◆ **What is needed**
Quote all entries exactly, leaving pictures aside.
>> START
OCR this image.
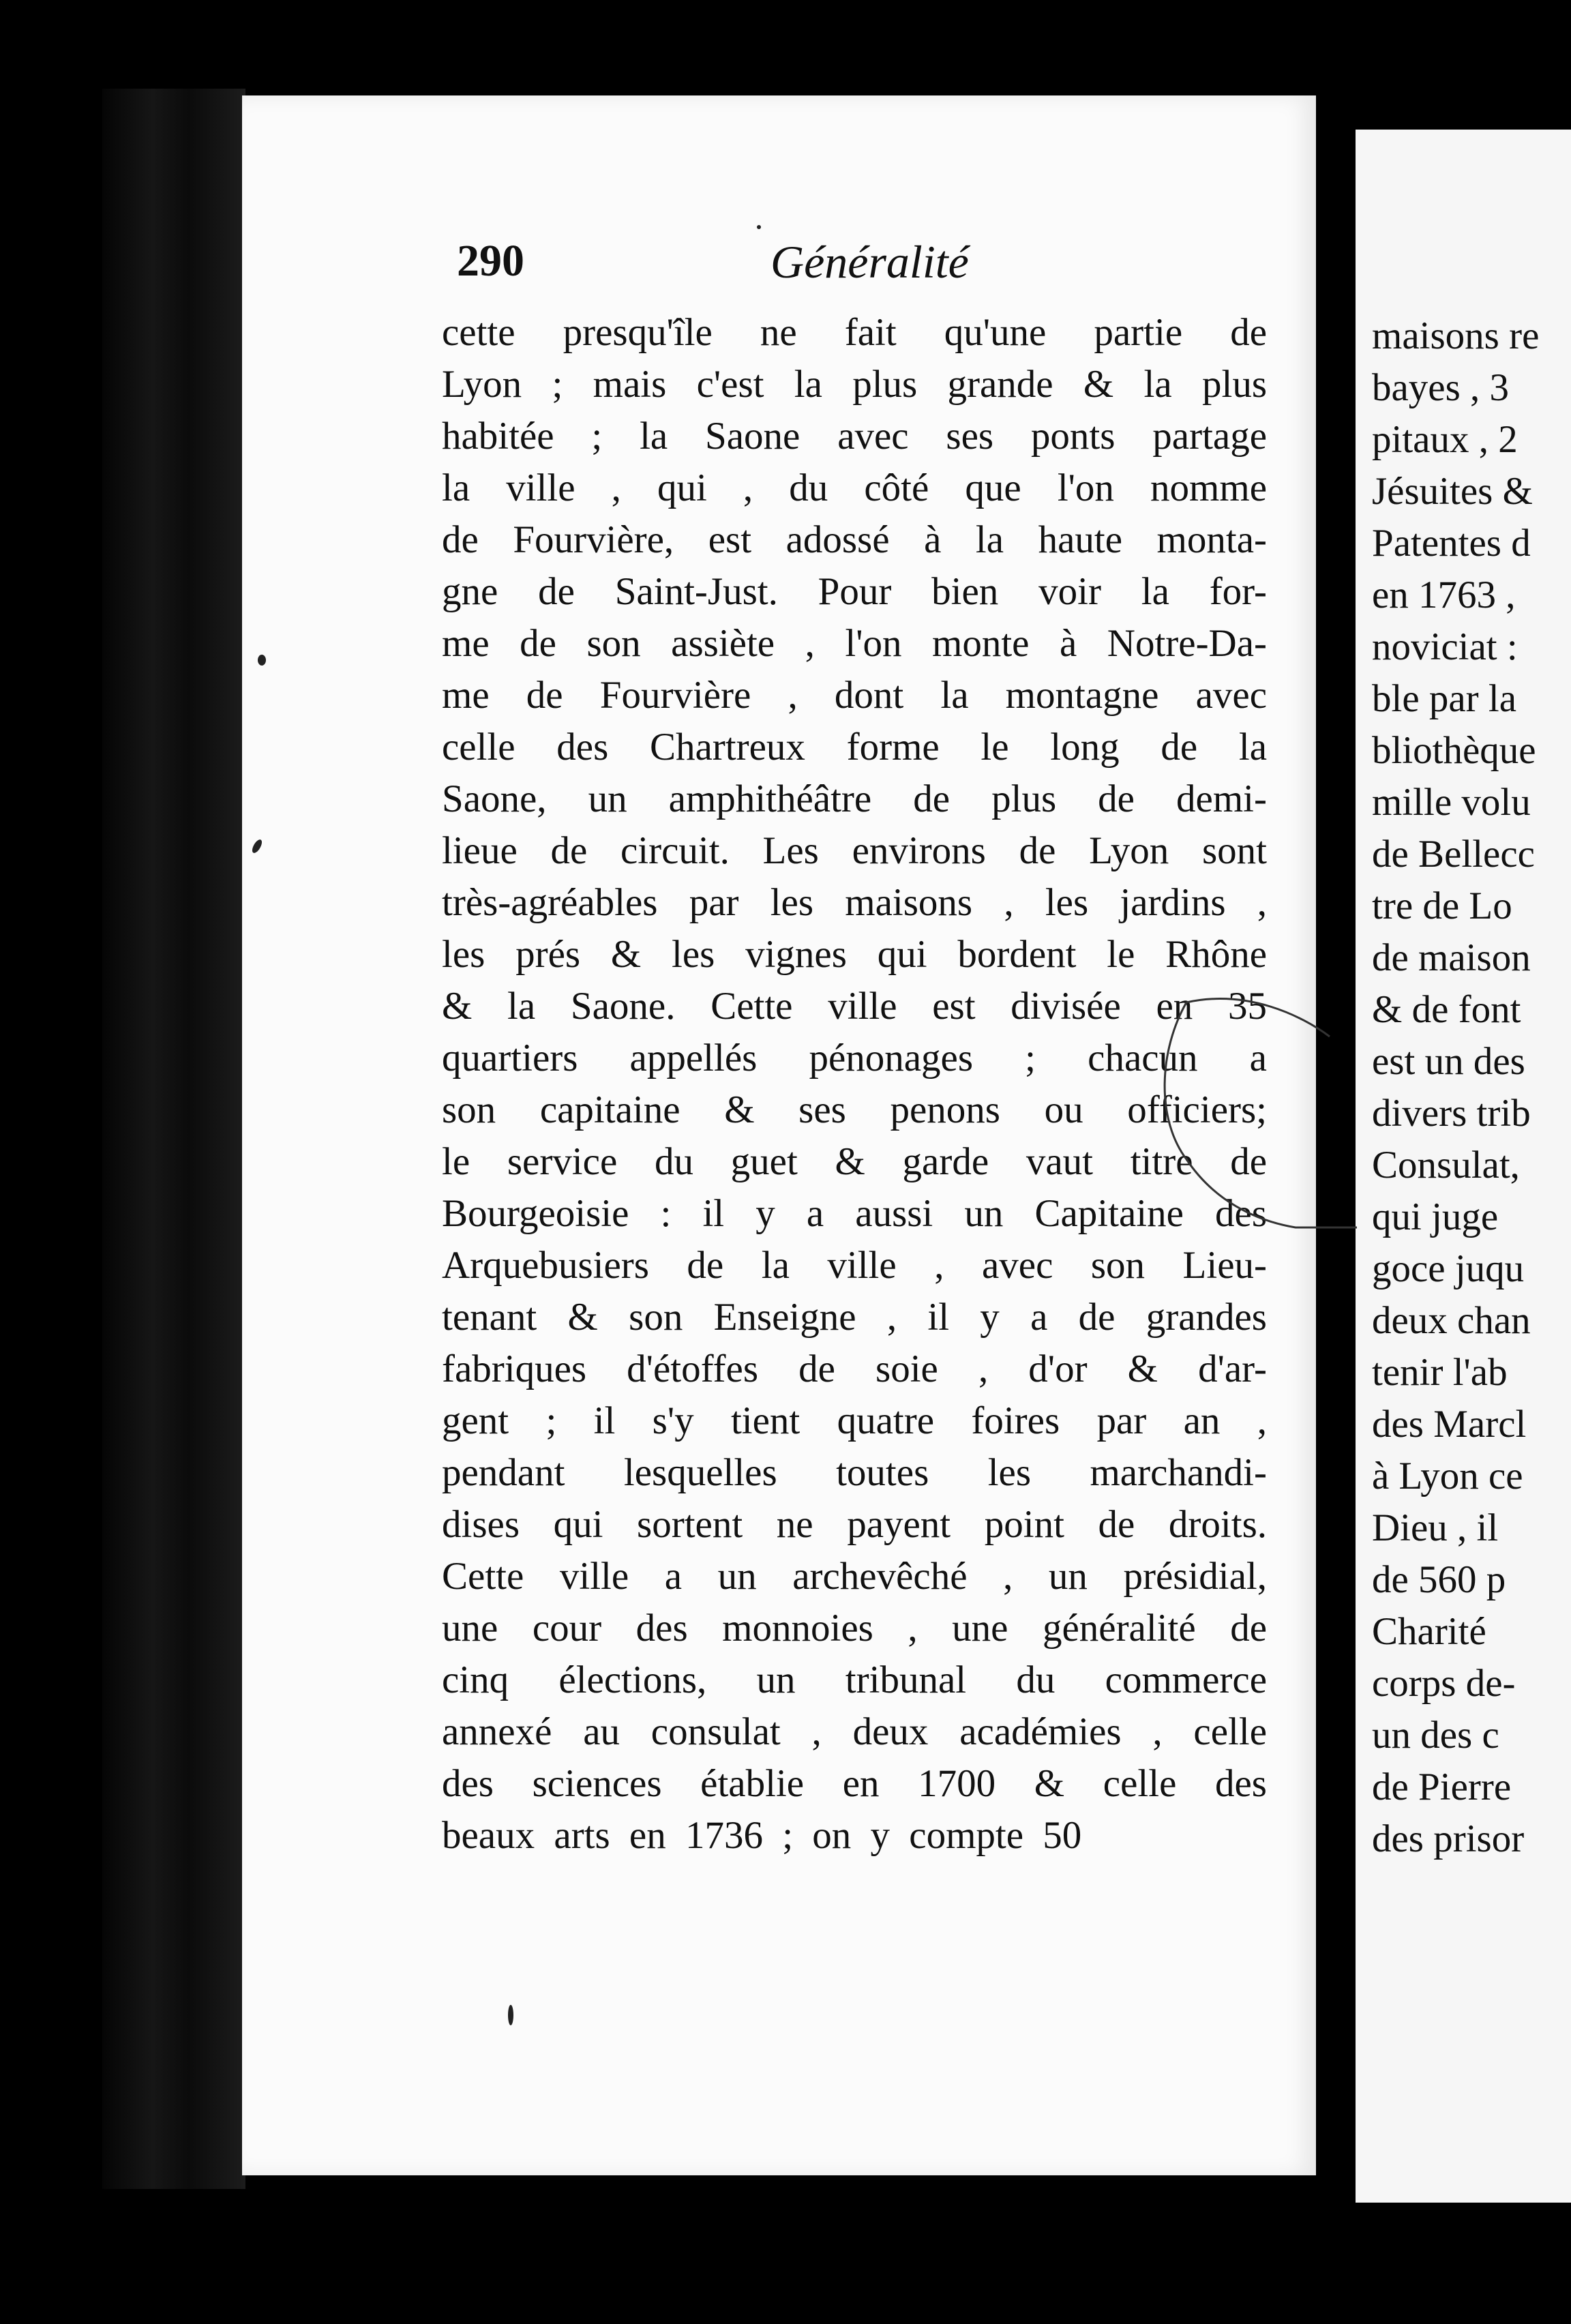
290	Généralité
cette presqu'île ne fait qu'une partie de
Lyon ; mais c'est la plus grande & la plus
habitée ; la Saone avec ses ponts partage
la ville , qui , du côté que l'on nomme
de Fourvière, est adossé à la haute monta-
gne de Saint-Just. Pour bien voir la for-
me de son assiète , l'on monte à Notre-Da-
me de Fourvière , dont la montagne avec
celle des Chartreux forme le long de la
Saone, un amphithéâtre de plus de demi-
lieue de circuit. Les environs de Lyon sont
très-agréables par les maisons , les jardins ,
les prés & les vignes qui bordent le Rhône
& la Saone. Cette ville est divisée en 35
quartiers appellés pénonages ; chacun a
son capitaine & ses penons ou officiers;
le service du guet & garde vaut titre de
Bourgeoisie : il y a aussi un Capitaine des
Arquebusiers de la ville , avec son Lieu-
tenant & son Enseigne , il y a de grandes
fabriques d'étoffes de soie , d'or & d'ar-
gent ; il s'y tient quatre foires par an ,
pendant lesquelles toutes les marchandi-
dises qui sortent ne payent point de droits.
Cette ville a un archevêché , un présidial,
une cour des monnoies , une généralité de
cinq élections, un tribunal du commerce
annexé au consulat , deux académies , celle
des sciences établie en 1700 & celle des
beaux arts en 1736 ; on y compte 50
maisons re
bayes , 3
pitaux , 2
Jésuites &
Patentes d
en 1763 ,
noviciat :
ble par la
bliothèque
mille volu
de Bellecc
tre de Lo
de maison
& de font
est un des
divers trib
Consulat,
qui juge
goce juqu
deux chan
tenir l'ab
des Marcl
à Lyon ce
Dieu , il
de 560 p
Charité
corps de-
un des c
de Pierre
des prisor
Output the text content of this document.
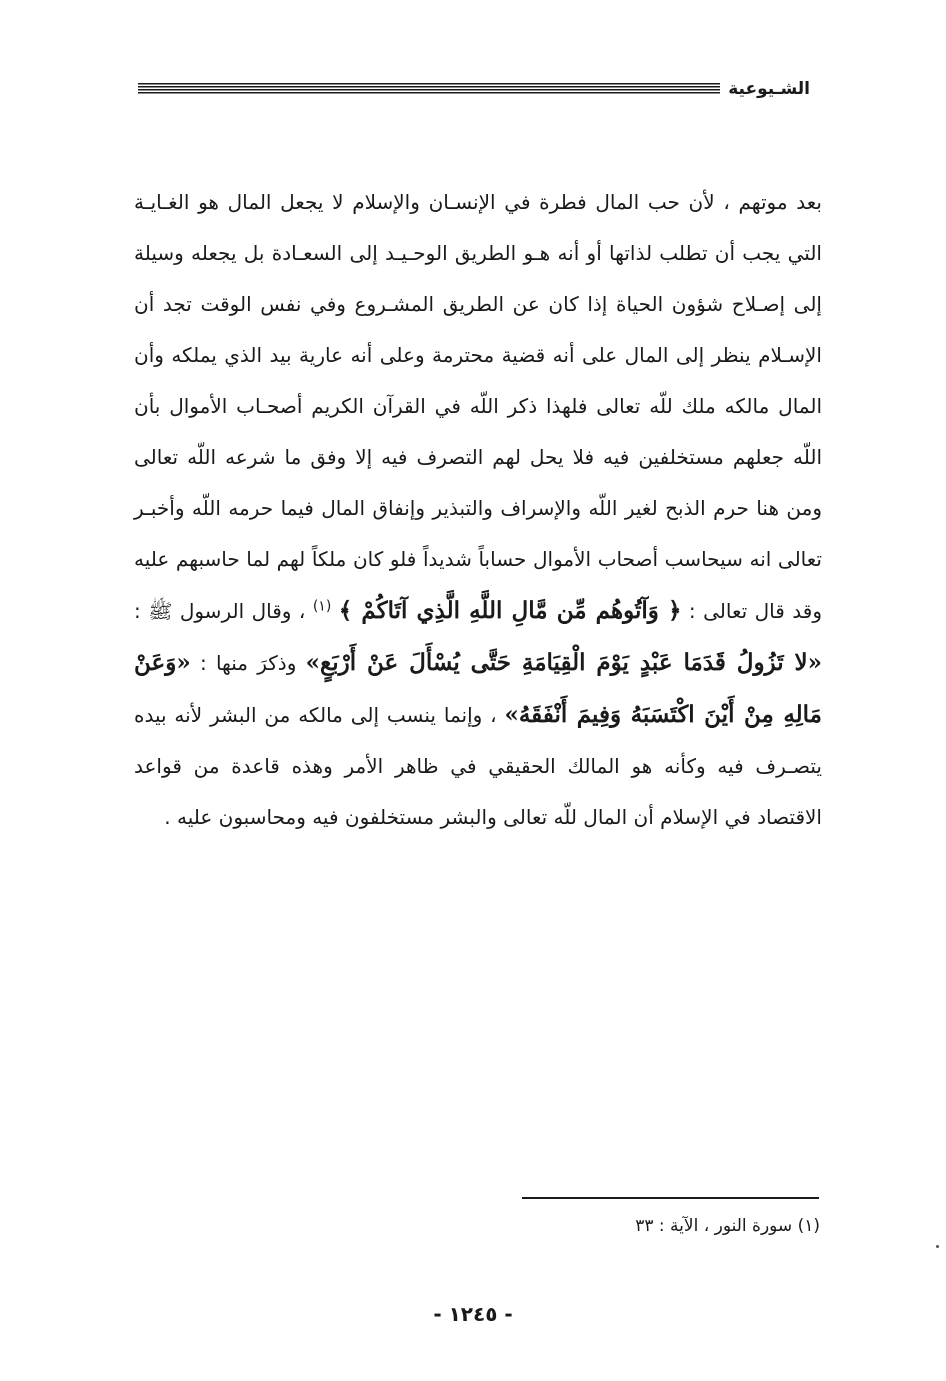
الشـيوعية
بعد موتهم ، لأن حب المال فطرة في الإنسـان والإسلام لا يجعل المال هو الغـايـة التي يجب أن تطلب لذاتها أو أنه هـو الطريق الوحـيـد إلى السعـادة بل يجعله وسيلة إلى إصـلاح شؤون الحياة إذا كان عن الطريق المشـروع وفي نفس الوقت تجد أن الإسـلام ينظر إلى المال على أنه قضية محترمة وعلى أنه عارية بيد الذي يملكه وأن المال مالكه ملك للّه تعالى فلهذا ذكر اللّه في القرآن الكريم أصحـاب الأموال بأن اللّه جعلهم مستخلفين فيه فلا يحل لهم التصرف فيه إلا وفق ما شرعه اللّه تعالى ومن هنا حرم الذبح لغير اللّه والإسراف والتبذير وإنفاق المال فيما حرمه اللّه وأخبـر تعالى انه سيحاسب أصحاب الأموال حساباً شديداً فلو كان ملكاً لهم لما حاسبهم عليه وقد قال تعالى : ﴿ وَآتُوهُم مِّن مَّالِ اللَّهِ الَّذِي آتَاكُمْ ﴾ $^{(١)}$ ، وقال الرسول ﷺ : «لا تَزُولُ قَدَمَا عَبْدٍ يَوْمَ الْقِيَامَةِ حَتَّى يُسْأَلَ عَنْ أَرْبَعٍ» وذكرَ منها : «وَعَنْ مَالِهِ مِنْ أَيْنَ اكْتَسَبَهُ وَفِيمَ أَنْفَقَهُ» ، وإنما ينسب إلى مالكه من البشر لأنه بيده يتصـرف فيه وكأنه هو المالك الحقيقي في ظاهر الأمر وهذه قاعدة من قواعد الاقتصاد في الإسلام أن المال للّه تعالى والبشر مستخلفون فيه ومحاسبون عليه .
(١) سورة النور ، الآية : ٣٣
- ١٢٤٥ -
>> END
◆ **The reply**
OCR this image.
290	Généralité
cette presqu'île ne fait qu'une partie de
Lyon ; mais c'est la plus grande & la plus
habitée ; la Saone avec ses ponts partage
la ville , qui , du côté que l'on nomme
de Fourvière, est adossé à la haute monta-
gne de Saint-Just. Pour bien voir la for-
me de son assiète , l'on monte à Notre-Da-
me de Fourvière , dont la montagne avec
celle des Chartreux forme le long de la
Saone, un amphithéâtre de plus de demi-
lieue de circuit. Les environs de Lyon sont
très-agréables par les maisons , les jardins ,
les prés & les vignes qui bordent le Rhône
& la Saone. Cette ville est divisée en 35
quartiers appellés pénonages ; chacun a
son capitaine & ses penons ou officiers;
le service du guet & garde vaut titre de
Bourgeoisie : il y a aussi un Capitaine des
Arquebusiers de la ville , avec son Lieu-
tenant & son Enseigne , il y a de grandes
fabriques d'étoffes de soie , d'or & d'ar-
gent ; il s'y tient quatre foires par an ,
pendant lesquelles toutes les marchandi-
dises qui sortent ne payent point de droits.
Cette ville a un archevêché , un présidial,
une cour des monnoies , une généralité de
cinq élections, un tribunal du commerce
annexé au consulat , deux académies , celle
des sciences établie en 1700 & celle des
beaux arts en 1736 ; on y compte 50
maisons re
bayes , 3
pitaux , 2
Jésuites &
Patentes d
en 1763 ,
noviciat :
ble par la
bliothèque
mille volu
de Bellecc
tre de Lo
de maison
& de font
est un des
divers trib
Consulat,
qui juge
goce juqu
deux chan
tenir l'ab
des Marcl
à Lyon ce
Dieu , il
de 560 p
Charité
corps de-
un des c
de Pierre
des prisor
Output the text content of this document.
الشـيوعية
بعد موتهم ، لأن حب المال فطرة في الإنسـان والإسلام لا يجعل المال هو الغـايـة التي يجب أن تطلب لذاتها أو أنه هـو الطريق الوحـيـد إلى السعـادة بل يجعله وسيلة إلى إصـلاح شؤون الحياة إذا كان عن الطريق المشـروع وفي نفس الوقت تجد أن الإسـلام ينظر إلى المال على أنه قضية محترمة وعلى أنه عارية بيد الذي يملكه وأن المال مالكه ملك للّه تعالى فلهذا ذكر اللّه في القرآن الكريم أصحـاب الأموال بأن اللّه جعلهم مستخلفين فيه فلا يحل لهم التصرف فيه إلا وفق ما شرعه اللّه تعالى ومن هنا حرم الذبح لغير اللّه والإسراف والتبذير وإنفاق المال فيما حرمه اللّه وأخبـر تعالى انه سيحاسب أصحاب الأموال حساباً شديداً فلو كان ملكاً لهم لما حاسبهم عليه وقد قال تعالى : ﴿ وَآتُوهُم مِّن مَّالِ اللَّهِ الَّذِي آتَاكُمْ ﴾ $^{(١)}$ ، وقال الرسول ﷺ : «لا تَزُولُ قَدَمَا عَبْدٍ يَوْمَ الْقِيَامَةِ حَتَّى يُسْأَلَ عَنْ أَرْبَعٍ» وذكرَ منها : «وَعَنْ مَالِهِ مِنْ أَيْنَ اكْتَسَبَهُ وَفِيمَ أَنْفَقَهُ» ، وإنما ينسب إلى مالكه من البشر لأنه بيده يتصـرف فيه وكأنه هو المالك الحقيقي في ظاهر الأمر وهذه قاعدة من قواعد الاقتصاد في الإسلام أن المال للّه تعالى والبشر مستخلفون فيه ومحاسبون عليه .
(١) سورة النور ، الآية : ٣٣
- ١٢٤٥ -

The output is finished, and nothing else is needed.